§ Requirements
Copy the records below exactly as they are written.

§ Given records
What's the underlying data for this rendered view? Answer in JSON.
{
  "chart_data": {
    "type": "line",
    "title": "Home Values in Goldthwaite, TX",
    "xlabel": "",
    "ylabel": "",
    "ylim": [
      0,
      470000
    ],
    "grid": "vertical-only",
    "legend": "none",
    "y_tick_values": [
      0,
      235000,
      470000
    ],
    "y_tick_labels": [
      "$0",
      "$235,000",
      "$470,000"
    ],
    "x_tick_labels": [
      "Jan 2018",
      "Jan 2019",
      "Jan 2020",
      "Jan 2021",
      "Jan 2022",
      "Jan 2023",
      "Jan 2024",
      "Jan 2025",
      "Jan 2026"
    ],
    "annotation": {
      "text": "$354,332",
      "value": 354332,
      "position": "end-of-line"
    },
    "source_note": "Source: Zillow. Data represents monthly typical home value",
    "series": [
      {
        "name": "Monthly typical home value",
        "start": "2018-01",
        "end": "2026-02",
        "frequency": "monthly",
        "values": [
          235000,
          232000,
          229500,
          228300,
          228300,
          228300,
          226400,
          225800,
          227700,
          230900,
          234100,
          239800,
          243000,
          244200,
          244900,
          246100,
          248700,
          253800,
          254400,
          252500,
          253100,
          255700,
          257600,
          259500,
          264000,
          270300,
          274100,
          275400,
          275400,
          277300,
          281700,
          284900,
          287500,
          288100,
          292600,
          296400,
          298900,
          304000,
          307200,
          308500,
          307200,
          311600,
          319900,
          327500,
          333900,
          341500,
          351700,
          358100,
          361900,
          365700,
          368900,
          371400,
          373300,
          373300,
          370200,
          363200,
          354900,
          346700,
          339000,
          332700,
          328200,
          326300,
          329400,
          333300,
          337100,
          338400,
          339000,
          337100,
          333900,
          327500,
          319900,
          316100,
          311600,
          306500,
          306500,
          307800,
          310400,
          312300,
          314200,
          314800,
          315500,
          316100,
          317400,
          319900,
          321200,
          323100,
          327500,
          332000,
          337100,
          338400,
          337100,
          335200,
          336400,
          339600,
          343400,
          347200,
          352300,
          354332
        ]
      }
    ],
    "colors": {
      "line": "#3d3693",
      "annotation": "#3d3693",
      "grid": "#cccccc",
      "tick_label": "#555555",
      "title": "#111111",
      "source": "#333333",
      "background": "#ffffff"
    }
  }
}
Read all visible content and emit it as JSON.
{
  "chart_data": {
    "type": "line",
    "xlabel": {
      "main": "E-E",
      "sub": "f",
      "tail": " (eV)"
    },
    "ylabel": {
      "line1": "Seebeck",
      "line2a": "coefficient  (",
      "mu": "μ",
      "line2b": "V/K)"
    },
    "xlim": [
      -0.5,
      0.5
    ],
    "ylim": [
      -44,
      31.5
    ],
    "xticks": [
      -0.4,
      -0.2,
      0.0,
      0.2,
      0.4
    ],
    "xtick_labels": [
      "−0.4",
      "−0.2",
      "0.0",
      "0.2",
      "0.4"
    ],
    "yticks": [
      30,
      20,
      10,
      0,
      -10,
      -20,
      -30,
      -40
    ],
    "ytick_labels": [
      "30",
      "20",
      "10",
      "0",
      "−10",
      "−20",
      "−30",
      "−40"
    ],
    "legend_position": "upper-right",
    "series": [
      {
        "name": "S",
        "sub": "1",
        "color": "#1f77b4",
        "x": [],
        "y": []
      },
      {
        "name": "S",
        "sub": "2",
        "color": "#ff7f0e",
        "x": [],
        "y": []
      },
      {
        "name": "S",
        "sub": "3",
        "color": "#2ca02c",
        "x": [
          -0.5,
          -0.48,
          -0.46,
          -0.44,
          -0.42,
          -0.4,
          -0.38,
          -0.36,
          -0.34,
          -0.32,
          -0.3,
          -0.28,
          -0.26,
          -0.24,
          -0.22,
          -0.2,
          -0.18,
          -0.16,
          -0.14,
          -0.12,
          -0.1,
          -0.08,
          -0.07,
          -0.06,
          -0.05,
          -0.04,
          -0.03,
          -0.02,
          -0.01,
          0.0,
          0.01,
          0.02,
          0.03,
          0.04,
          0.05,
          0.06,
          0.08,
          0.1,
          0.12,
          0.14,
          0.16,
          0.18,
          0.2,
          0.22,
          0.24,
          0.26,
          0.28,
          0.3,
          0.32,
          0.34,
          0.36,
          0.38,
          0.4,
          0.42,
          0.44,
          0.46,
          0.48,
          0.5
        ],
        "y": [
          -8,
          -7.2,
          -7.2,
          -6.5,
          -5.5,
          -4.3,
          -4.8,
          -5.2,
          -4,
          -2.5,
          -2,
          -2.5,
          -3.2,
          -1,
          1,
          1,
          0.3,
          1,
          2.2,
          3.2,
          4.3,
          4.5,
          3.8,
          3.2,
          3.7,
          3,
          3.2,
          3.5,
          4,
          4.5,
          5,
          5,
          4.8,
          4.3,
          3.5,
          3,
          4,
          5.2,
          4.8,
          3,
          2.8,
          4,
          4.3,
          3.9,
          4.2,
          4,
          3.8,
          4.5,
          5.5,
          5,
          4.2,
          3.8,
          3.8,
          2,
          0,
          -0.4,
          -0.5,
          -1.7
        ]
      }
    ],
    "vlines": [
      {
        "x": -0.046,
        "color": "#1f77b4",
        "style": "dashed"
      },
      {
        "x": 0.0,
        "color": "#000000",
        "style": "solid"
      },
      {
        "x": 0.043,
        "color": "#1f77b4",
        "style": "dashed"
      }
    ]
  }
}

§ Final answer
What's the underlying data for this rendered view? Answer in JSON.
{
  "chart_data": {
    "type": "line",
    "title": "Home Values in Goldthwaite, TX",
    "xlabel": "",
    "ylabel": "",
    "ylim": [
      0,
      470000
    ],
    "grid": "vertical-only",
    "legend": "none",
    "y_tick_values": [
      0,
      235000,
      470000
    ],
    "y_tick_labels": [
      "$0",
      "$235,000",
      "$470,000"
    ],
    "x_tick_labels": [
      "Jan 2018",
      "Jan 2019",
      "Jan 2020",
      "Jan 2021",
      "Jan 2022",
      "Jan 2023",
      "Jan 2024",
      "Jan 2025",
      "Jan 2026"
    ],
    "annotation": {
      "text": "$354,332",
      "value": 354332,
      "position": "end-of-line"
    },
    "source_note": "Source: Zillow. Data represents monthly typical home value",
    "series": [
      {
        "name": "Monthly typical home value",
        "start": "2018-01",
        "end": "2026-02",
        "frequency": "monthly",
        "values": [
          235000,
          232000,
          229500,
          228300,
          228300,
          228300,
          226400,
          225800,
          227700,
          230900,
          234100,
          239800,
          243000,
          244200,
          244900,
          246100,
          248700,
          253800,
          254400,
          252500,
          253100,
          255700,
          257600,
          259500,
          264000,
          270300,
          274100,
          275400,
          275400,
          277300,
          281700,
          284900,
          287500,
          288100,
          292600,
          296400,
          298900,
          304000,
          307200,
          308500,
          307200,
          311600,
          319900,
          327500,
          333900,
          341500,
          351700,
          358100,
          361900,
          365700,
          368900,
          371400,
          373300,
          373300,
          370200,
          363200,
          354900,
          346700,
          339000,
          332700,
          328200,
          326300,
          329400,
          333300,
          337100,
          338400,
          339000,
          337100,
          333900,
          327500,
          319900,
          316100,
          311600,
          306500,
          306500,
          307800,
          310400,
          312300,
          314200,
          314800,
          315500,
          316100,
          317400,
          319900,
          321200,
          323100,
          327500,
          332000,
          337100,
          338400,
          337100,
          335200,
          336400,
          339600,
          343400,
          347200,
          352300,
          354332
        ]
      }
    ],
    "colors": {
      "line": "#3d3693",
      "annotation": "#3d3693",
      "grid": "#cccccc",
      "tick_label": "#555555",
      "title": "#111111",
      "source": "#333333",
      "background": "#ffffff"
    }
  }
}
Read all visible content and emit it as JSON.
{
  "chart_data": {
    "type": "line",
    "xlabel": {
      "main": "E-E",
      "sub": "f",
      "tail": " (eV)"
    },
    "ylabel": {
      "line1": "Seebeck",
      "line2a": "coefficient  (",
      "mu": "μ",
      "line2b": "V/K)"
    },
    "xlim": [
      -0.5,
      0.5
    ],
    "ylim": [
      -44,
      31.5
    ],
    "xticks": [
      -0.4,
      -0.2,
      0.0,
      0.2,
      0.4
    ],
    "xtick_labels": [
      "−0.4",
      "−0.2",
      "0.0",
      "0.2",
      "0.4"
    ],
    "yticks": [
      30,
      20,
      10,
      0,
      -10,
      -20,
      -30,
      -40
    ],
    "ytick_labels": [
      "30",
      "20",
      "10",
      "0",
      "−10",
      "−20",
      "−30",
      "−40"
    ],
    "legend_position": "upper-right",
    "series": [
      {
        "name": "S",
        "sub": "1",
        "color": "#1f77b4",
        "x": [],
        "y": []
      },
      {
        "name": "S",
        "sub": "2",
        "color": "#ff7f0e",
        "x": [],
        "y": []
      },
      {
        "name": "S",
        "sub": "3",
        "color": "#2ca02c",
        "x": [
          -0.5,
          -0.48,
          -0.46,
          -0.44,
          -0.42,
          -0.4,
          -0.38,
          -0.36,
          -0.34,
          -0.32,
          -0.3,
          -0.28,
          -0.26,
          -0.24,
          -0.22,
          -0.2,
          -0.18,
          -0.16,
          -0.14,
          -0.12,
          -0.1,
          -0.08,
          -0.07,
          -0.06,
          -0.05,
          -0.04,
          -0.03,
          -0.02,
          -0.01,
          0.0,
          0.01,
          0.02,
          0.03,
          0.04,
          0.05,
          0.06,
          0.08,
          0.1,
          0.12,
          0.14,
          0.16,
          0.18,
          0.2,
          0.22,
          0.24,
          0.26,
          0.28,
          0.3,
          0.32,
          0.34,
          0.36,
          0.38,
          0.4,
          0.42,
          0.44,
          0.46,
          0.48,
          0.5
        ],
        "y": [
          -8,
          -7.2,
          -7.2,
          -6.5,
          -5.5,
          -4.3,
          -4.8,
          -5.2,
          -4,
          -2.5,
          -2,
          -2.5,
          -3.2,
          -1,
          1,
          1,
          0.3,
          1,
          2.2,
          3.2,
          4.3,
          4.5,
          3.8,
          3.2,
          3.7,
          3,
          3.2,
          3.5,
          4,
          4.5,
          5,
          5,
          4.8,
          4.3,
          3.5,
          3,
          4,
          5.2,
          4.8,
          3,
          2.8,
          4,
          4.3,
          3.9,
          4.2,
          4,
          3.8,
          4.5,
          5.5,
          5,
          4.2,
          3.8,
          3.8,
          2,
          0,
          -0.4,
          -0.5,
          -1.7
        ]
      }
    ],
    "vlines": [
      {
        "x": -0.046,
        "color": "#1f77b4",
        "style": "dashed"
      },
      {
        "x": 0.0,
        "color": "#000000",
        "style": "solid"
      },
      {
        "x": 0.043,
        "color": "#1f77b4",
        "style": "dashed"
      }
    ]
  }
}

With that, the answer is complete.